(Material provided)
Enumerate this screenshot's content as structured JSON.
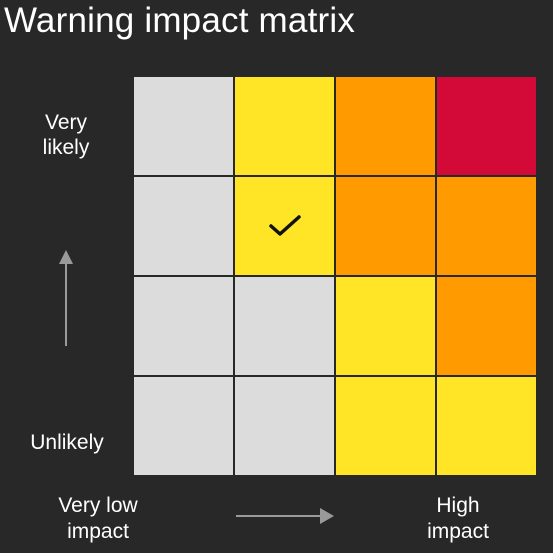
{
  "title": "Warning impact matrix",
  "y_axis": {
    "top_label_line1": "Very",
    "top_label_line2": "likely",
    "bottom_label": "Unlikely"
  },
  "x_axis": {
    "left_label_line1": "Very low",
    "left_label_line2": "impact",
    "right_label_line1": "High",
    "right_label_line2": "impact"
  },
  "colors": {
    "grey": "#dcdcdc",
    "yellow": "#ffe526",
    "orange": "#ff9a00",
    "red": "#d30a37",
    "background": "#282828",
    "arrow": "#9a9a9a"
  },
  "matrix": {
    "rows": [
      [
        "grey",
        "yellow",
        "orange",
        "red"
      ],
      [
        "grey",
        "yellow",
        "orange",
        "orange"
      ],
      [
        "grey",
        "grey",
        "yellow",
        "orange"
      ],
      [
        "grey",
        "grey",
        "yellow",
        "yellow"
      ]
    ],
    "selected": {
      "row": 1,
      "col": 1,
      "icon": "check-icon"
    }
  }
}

...

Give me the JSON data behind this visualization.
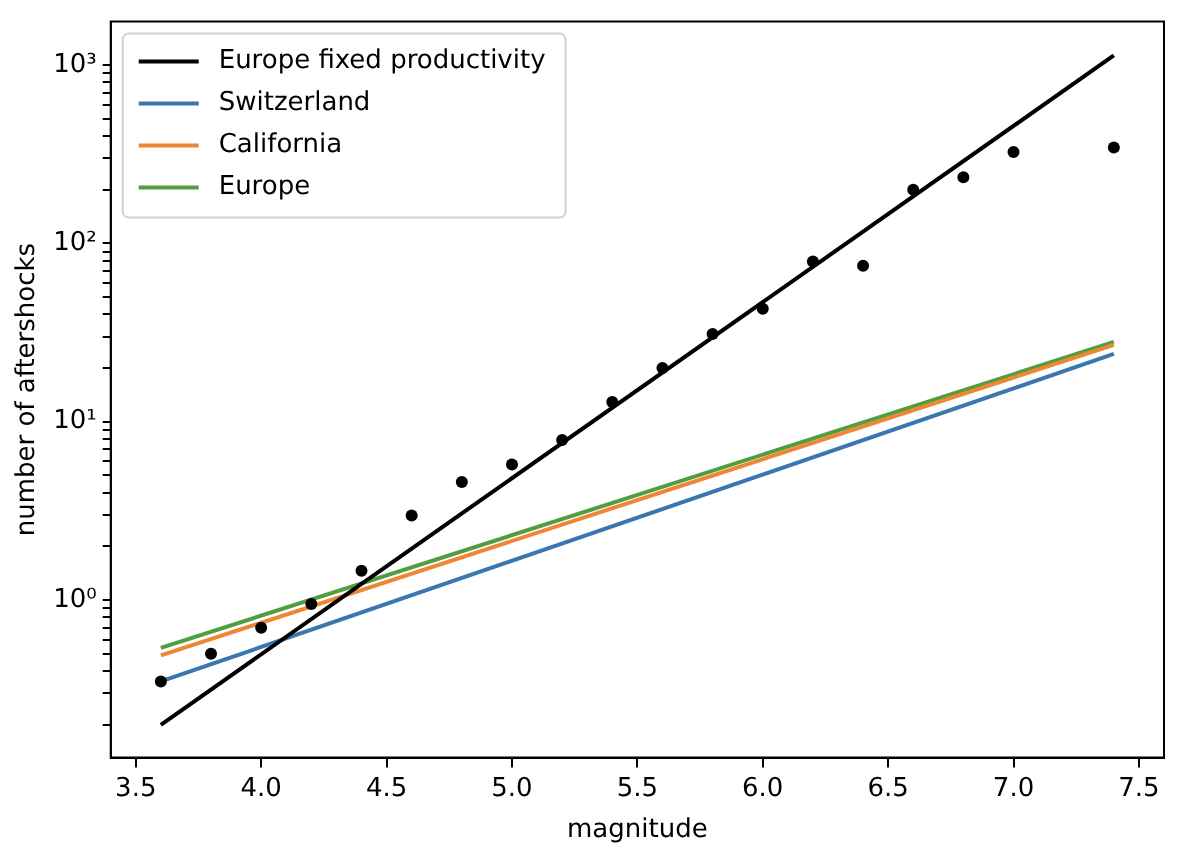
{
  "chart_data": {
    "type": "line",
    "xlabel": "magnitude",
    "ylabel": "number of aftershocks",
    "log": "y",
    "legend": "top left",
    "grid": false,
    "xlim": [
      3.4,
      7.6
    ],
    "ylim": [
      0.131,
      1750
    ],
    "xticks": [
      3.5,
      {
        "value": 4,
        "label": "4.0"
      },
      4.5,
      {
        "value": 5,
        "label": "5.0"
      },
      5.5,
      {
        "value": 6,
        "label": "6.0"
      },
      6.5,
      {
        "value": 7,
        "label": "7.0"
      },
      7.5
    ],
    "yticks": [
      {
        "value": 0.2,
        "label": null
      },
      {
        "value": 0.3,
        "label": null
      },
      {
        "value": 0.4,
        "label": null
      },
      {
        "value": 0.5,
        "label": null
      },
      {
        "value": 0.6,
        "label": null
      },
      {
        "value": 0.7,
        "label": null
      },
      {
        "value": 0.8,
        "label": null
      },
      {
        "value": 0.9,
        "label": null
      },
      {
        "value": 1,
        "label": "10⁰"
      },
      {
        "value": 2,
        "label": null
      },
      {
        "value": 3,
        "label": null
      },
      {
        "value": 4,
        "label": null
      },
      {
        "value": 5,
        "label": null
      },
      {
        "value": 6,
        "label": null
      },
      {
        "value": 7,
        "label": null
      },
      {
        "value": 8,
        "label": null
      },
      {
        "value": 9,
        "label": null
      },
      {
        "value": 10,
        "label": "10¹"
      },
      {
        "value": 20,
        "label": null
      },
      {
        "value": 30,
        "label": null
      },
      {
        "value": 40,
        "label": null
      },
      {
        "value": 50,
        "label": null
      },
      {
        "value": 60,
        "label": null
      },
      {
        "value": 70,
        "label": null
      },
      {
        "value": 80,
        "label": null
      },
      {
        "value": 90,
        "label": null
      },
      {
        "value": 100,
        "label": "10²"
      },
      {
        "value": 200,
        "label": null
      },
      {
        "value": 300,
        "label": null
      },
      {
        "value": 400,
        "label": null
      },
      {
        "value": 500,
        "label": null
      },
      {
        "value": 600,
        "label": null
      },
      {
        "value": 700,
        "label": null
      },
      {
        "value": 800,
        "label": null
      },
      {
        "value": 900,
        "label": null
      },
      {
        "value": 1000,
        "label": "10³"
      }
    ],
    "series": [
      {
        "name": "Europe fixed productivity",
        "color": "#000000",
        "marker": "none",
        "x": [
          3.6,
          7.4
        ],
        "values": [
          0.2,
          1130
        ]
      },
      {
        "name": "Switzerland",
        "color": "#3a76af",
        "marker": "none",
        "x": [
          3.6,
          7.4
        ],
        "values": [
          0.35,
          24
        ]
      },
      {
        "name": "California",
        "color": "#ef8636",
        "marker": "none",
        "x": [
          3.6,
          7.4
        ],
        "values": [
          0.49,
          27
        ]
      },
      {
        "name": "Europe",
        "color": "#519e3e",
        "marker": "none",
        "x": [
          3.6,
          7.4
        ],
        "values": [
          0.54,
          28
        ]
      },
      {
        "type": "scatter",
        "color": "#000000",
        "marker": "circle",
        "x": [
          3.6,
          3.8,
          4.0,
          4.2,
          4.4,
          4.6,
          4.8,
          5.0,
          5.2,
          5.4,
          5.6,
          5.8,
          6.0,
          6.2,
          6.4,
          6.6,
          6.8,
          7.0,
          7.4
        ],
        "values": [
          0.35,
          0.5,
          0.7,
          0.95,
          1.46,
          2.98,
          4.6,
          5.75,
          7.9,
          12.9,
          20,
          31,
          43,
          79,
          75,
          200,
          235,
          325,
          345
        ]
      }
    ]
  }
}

(Task requirements) Scan the material above for the string "matrix" and return the lines that hold it.

(Result of the task)
  "title": "Warning impact matrix",
  "matrix": {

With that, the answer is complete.